:: Records shown ::

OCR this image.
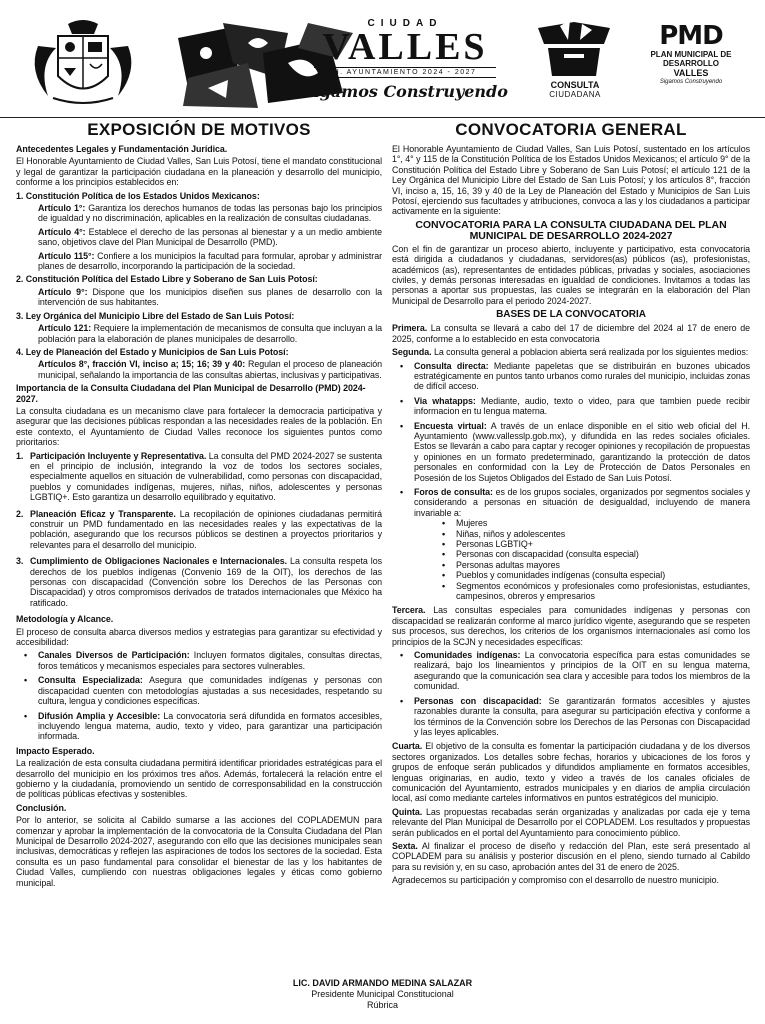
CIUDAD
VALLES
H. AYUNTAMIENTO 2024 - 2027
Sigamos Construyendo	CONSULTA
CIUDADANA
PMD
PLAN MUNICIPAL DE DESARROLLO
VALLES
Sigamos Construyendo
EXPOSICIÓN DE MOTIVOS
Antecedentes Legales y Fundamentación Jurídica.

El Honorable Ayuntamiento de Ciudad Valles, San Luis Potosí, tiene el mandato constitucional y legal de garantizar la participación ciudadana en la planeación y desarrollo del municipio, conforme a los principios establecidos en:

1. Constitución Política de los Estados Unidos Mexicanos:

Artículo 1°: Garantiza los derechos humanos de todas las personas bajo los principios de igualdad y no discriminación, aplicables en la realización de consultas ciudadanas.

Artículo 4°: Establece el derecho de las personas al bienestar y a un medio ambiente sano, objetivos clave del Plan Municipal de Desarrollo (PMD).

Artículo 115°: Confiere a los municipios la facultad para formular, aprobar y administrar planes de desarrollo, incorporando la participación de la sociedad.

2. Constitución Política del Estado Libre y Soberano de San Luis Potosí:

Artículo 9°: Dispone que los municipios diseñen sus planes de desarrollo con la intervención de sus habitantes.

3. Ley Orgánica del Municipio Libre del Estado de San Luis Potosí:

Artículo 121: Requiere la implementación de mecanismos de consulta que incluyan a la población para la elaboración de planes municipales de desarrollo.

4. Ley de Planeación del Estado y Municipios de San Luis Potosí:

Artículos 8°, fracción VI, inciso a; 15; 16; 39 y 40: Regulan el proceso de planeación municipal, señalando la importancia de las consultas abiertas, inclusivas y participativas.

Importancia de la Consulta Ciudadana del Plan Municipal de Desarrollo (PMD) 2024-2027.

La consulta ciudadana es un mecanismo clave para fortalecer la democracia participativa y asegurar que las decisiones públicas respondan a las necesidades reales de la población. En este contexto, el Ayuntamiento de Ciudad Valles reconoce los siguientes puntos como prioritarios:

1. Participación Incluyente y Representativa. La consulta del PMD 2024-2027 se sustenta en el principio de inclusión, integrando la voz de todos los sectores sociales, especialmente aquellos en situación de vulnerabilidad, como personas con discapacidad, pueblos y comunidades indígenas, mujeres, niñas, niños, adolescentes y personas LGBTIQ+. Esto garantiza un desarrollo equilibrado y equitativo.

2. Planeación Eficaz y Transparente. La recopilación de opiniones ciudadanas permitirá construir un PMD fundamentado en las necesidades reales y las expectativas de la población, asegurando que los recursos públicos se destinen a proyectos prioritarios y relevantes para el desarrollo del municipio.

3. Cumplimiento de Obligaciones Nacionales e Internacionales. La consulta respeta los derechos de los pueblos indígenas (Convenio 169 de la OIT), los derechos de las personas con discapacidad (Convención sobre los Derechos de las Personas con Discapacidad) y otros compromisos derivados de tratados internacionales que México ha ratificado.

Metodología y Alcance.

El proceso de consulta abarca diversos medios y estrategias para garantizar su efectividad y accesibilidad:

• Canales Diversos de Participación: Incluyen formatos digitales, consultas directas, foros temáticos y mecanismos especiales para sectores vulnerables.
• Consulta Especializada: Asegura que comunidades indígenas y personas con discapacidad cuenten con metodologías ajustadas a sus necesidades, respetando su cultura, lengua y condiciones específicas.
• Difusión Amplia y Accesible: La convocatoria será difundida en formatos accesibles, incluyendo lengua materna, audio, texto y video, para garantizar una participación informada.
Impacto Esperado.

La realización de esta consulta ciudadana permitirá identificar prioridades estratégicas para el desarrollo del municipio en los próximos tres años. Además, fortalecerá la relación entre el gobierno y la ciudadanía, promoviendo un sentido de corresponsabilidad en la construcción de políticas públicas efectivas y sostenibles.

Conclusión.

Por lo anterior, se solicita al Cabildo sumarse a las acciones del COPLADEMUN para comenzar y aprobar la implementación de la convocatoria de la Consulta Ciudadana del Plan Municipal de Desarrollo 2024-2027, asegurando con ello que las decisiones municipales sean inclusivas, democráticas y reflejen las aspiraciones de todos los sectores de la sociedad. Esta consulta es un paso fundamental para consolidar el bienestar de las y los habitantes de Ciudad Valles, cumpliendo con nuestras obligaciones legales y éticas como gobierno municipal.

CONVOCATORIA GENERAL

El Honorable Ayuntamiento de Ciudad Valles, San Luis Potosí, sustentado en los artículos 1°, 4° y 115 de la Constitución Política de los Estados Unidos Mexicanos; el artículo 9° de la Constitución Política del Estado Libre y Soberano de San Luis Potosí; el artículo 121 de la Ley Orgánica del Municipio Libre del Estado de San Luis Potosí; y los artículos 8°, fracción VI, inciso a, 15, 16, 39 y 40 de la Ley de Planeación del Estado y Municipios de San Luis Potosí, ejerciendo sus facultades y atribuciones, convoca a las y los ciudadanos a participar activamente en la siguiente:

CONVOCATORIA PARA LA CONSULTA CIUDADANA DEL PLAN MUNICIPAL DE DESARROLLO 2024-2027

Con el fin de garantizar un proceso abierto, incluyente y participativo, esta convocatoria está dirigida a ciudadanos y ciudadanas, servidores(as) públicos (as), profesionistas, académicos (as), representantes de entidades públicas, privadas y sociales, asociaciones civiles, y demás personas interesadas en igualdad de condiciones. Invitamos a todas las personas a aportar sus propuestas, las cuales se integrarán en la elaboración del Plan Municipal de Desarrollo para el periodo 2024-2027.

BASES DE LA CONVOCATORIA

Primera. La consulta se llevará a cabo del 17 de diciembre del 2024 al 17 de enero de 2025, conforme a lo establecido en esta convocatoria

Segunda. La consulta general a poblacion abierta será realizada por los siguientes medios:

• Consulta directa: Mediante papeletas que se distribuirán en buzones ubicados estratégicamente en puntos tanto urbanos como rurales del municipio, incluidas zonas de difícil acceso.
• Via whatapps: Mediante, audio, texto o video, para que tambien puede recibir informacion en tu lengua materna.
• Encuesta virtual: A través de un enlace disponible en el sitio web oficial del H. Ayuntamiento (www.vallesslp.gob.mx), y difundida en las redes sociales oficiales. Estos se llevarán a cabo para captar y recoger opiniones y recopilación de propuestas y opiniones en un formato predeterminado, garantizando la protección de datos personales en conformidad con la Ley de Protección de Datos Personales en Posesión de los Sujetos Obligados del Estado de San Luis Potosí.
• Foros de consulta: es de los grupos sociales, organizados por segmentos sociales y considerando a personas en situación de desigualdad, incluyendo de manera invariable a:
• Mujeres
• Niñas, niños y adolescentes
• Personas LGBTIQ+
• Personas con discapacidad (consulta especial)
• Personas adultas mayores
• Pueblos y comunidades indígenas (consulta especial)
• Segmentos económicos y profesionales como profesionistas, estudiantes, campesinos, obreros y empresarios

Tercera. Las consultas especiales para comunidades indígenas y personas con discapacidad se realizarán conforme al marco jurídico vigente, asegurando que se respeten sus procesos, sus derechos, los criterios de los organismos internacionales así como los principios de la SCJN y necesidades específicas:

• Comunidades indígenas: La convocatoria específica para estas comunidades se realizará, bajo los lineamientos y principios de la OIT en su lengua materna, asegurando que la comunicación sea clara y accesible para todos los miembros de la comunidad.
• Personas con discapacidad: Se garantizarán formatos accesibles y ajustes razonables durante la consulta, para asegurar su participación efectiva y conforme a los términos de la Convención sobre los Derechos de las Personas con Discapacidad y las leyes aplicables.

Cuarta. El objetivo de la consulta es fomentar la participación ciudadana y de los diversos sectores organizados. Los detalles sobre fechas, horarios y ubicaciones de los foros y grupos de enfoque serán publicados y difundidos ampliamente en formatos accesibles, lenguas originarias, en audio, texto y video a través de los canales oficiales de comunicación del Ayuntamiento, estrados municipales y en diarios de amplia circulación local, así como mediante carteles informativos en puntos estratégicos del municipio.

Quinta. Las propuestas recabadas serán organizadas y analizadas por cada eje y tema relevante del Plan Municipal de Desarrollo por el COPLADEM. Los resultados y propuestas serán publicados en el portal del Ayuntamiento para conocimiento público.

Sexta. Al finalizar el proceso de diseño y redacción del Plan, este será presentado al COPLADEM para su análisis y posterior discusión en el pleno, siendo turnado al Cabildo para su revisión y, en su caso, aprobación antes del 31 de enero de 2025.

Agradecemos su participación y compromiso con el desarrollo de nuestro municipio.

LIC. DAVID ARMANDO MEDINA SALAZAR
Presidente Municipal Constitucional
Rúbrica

:::

Task statement: Look through the data above. Copy every line with the string "difundida" in it.

Response to this exercise:
• Difusión Amplia y Accesible: La convocatoria será difundida en formatos accesibles, incluyendo lengua materna, audio, texto y video, para garantizar una participación informada.
• Encuesta virtual: A través de un enlace disponible en el sitio web oficial del H. Ayuntamiento (www.vallesslp.gob.mx), y difundida en las redes sociales oficiales. Estos se llevarán a cabo para captar y recoger opiniones y recopilación de propuestas y opiniones en un formato predeterminado, garantizando la protección de datos personales en conformidad con la Ley de Protección de Datos Personales en Posesión de los Sujetos Obligados del Estado de San Luis Potosí.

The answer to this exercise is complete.